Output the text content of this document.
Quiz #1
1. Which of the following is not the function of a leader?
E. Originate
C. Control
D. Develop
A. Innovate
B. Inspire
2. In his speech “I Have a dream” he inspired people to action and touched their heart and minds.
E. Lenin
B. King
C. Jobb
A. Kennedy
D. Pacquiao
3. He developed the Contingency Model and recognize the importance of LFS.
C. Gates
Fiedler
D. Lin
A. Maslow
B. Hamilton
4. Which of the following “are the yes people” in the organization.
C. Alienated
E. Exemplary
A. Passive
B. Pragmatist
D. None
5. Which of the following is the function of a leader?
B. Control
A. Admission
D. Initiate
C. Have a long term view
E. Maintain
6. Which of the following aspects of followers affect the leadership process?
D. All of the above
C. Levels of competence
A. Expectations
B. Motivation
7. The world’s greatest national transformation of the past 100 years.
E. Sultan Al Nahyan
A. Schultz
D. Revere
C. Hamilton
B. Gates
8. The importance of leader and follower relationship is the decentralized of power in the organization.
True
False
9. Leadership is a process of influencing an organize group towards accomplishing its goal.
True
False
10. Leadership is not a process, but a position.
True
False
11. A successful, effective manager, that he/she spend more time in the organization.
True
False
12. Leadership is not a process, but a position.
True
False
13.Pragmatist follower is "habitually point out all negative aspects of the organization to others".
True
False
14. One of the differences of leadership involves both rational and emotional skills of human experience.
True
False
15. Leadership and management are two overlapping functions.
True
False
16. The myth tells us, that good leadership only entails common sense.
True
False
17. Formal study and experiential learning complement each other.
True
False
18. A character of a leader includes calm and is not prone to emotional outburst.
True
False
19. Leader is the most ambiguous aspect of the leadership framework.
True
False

# # # # #

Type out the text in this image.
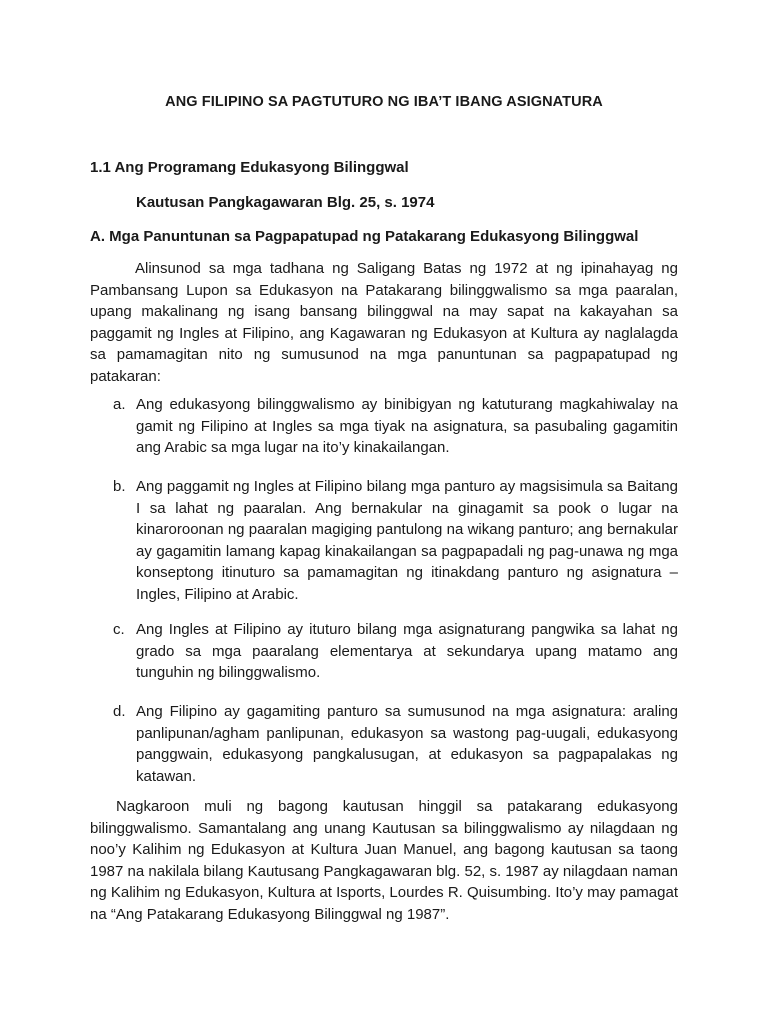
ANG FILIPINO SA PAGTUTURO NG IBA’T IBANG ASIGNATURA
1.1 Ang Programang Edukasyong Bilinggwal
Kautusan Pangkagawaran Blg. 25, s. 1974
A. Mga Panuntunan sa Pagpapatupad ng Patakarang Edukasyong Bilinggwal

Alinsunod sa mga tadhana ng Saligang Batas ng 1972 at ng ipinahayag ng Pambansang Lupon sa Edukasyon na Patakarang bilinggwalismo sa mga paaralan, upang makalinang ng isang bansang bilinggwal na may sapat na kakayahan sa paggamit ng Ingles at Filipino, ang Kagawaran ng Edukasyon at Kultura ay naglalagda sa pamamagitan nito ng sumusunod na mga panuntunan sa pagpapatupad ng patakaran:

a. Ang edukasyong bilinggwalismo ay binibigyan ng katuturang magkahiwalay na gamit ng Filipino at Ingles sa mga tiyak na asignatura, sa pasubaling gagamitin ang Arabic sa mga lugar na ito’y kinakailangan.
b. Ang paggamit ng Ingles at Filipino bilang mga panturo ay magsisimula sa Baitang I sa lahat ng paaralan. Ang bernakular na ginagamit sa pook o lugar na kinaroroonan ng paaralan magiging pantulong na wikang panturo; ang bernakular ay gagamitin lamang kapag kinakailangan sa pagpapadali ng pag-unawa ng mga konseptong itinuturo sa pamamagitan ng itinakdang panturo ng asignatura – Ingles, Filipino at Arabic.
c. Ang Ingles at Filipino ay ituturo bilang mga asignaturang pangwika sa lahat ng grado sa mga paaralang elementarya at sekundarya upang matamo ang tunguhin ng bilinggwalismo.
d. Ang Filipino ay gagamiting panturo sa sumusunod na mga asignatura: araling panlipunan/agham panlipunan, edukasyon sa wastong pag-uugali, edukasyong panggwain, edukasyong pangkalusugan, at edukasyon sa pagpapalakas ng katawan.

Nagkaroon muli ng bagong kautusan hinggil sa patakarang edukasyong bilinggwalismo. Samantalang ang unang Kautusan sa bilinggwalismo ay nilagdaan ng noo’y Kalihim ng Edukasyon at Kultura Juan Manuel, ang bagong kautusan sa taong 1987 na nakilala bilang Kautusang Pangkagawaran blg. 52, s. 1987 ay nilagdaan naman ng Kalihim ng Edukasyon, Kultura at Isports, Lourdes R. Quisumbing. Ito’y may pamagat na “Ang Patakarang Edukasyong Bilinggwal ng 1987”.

# # # # #

WORK REQUIRED:
In the entries above, find each line with the string "people" and copy it.

EXERCISE RESPONSE:
2. In his speech “I Have a dream” he inspired people to action and touched their heart and minds.
4. Which of the following “are the yes people” in the organization.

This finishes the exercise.